→ What to work on: Count the lines below that include the word "Growth" and write that number alone.

----- Given records

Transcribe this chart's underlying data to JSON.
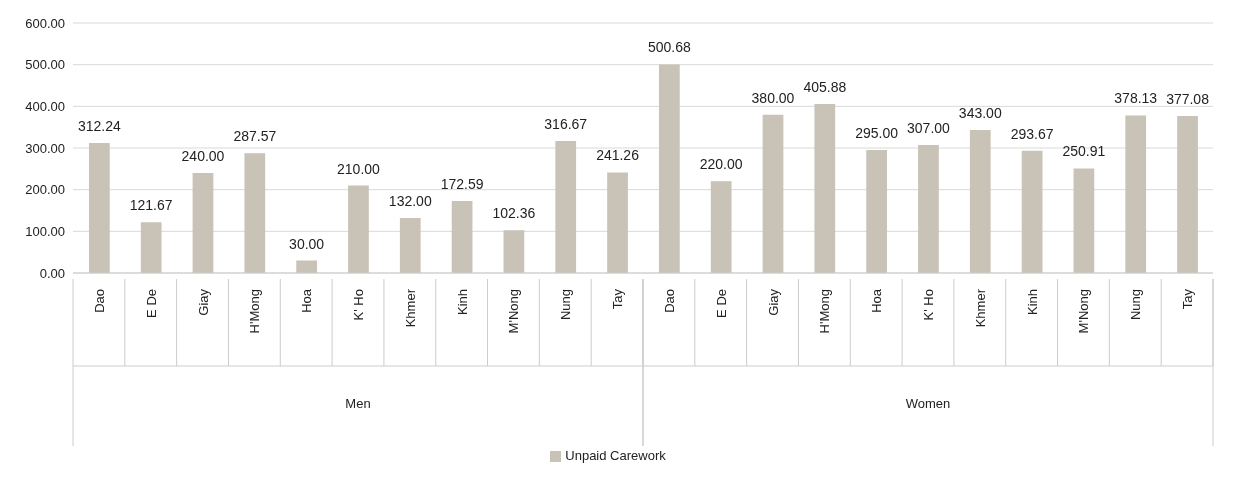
{
  "chart_data": {
    "type": "bar",
    "categories": [
      "Dao",
      "E De",
      "Giay",
      "H'Mong",
      "Hoa",
      "K' Ho",
      "Khmer",
      "Kinh",
      "M'Nong",
      "Nung",
      "Tay",
      "Dao",
      "E De",
      "Giay",
      "H'Mong",
      "Hoa",
      "K' Ho",
      "Khmer",
      "Kinh",
      "M'Nong",
      "Nung",
      "Tay"
    ],
    "series": [
      {
        "name": "Unpaid Carework",
        "color": "#c9c2b6",
        "values": [
          312.24,
          121.67,
          240.0,
          287.57,
          30.0,
          210.0,
          132.0,
          172.59,
          102.36,
          316.67,
          241.26,
          500.68,
          220.0,
          380.0,
          405.88,
          295.0,
          307.0,
          343.0,
          293.67,
          250.91,
          378.13,
          377.08
        ],
        "value_labels": [
          "312.24",
          "121.67",
          "240.00",
          "287.57",
          "30.00",
          "210.00",
          "132.00",
          "172.59",
          "102.36",
          "316.67",
          "241.26",
          "500.68",
          "220.00",
          "380.00",
          "405.88",
          "295.00",
          "307.00",
          "343.00",
          "293.67",
          "250.91",
          "378.13",
          "377.08"
        ]
      }
    ],
    "annotations": [
      "Men",
      "Women"
    ],
    "ylim": [
      0,
      600
    ],
    "yticks": [
      {
        "value": 0,
        "label": "0.00"
      },
      {
        "value": 100,
        "label": "100.00"
      },
      {
        "value": 200,
        "label": "200.00"
      },
      {
        "value": 300,
        "label": "300.00"
      },
      {
        "value": 400,
        "label": "400.00"
      },
      {
        "value": 500,
        "label": "500.00"
      },
      {
        "value": 600,
        "label": "600.00"
      }
    ],
    "grid": "y",
    "legend": "bottom"
  }
}
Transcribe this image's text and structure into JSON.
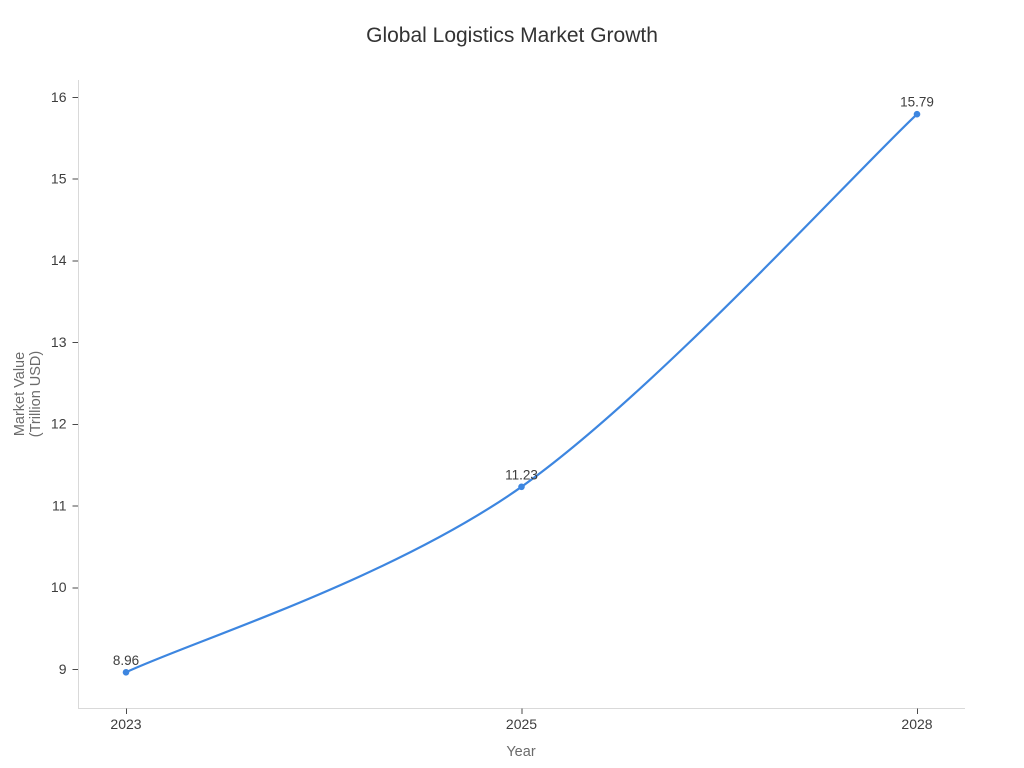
{
  "title": "Global Logistics Market Growth",
  "colors": {
    "line": "#3d86e0",
    "title_text": "#333333",
    "tick_label": "#3d3d3d",
    "axis_title": "#6b6b6b",
    "spine": "#d9d9d9",
    "tick_mark": "#4a4a4a",
    "background": "#ffffff"
  },
  "chart_data": {
    "type": "line",
    "title": "Global Logistics Market Growth",
    "xlabel": "Year",
    "ylabel": "Market Value (Trillion USD)",
    "ylabel_lines": [
      "Market Value",
      "(Trillion USD)"
    ],
    "categories": [
      "2023",
      "2025",
      "2028"
    ],
    "values": [
      8.96,
      11.23,
      15.79
    ],
    "point_labels": [
      "8.96",
      "11.23",
      "15.79"
    ],
    "y_ticks": [
      "9",
      "10",
      "11",
      "12",
      "13",
      "14",
      "15",
      "16"
    ],
    "y_tick_values": [
      9,
      10,
      11,
      12,
      13,
      14,
      15,
      16
    ],
    "ylim": [
      8.5,
      16.2
    ],
    "grid": false,
    "legend": false,
    "line_shape": "spline",
    "markers": true,
    "point_labels_position": "above"
  }
}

----------

→ Written answer: 2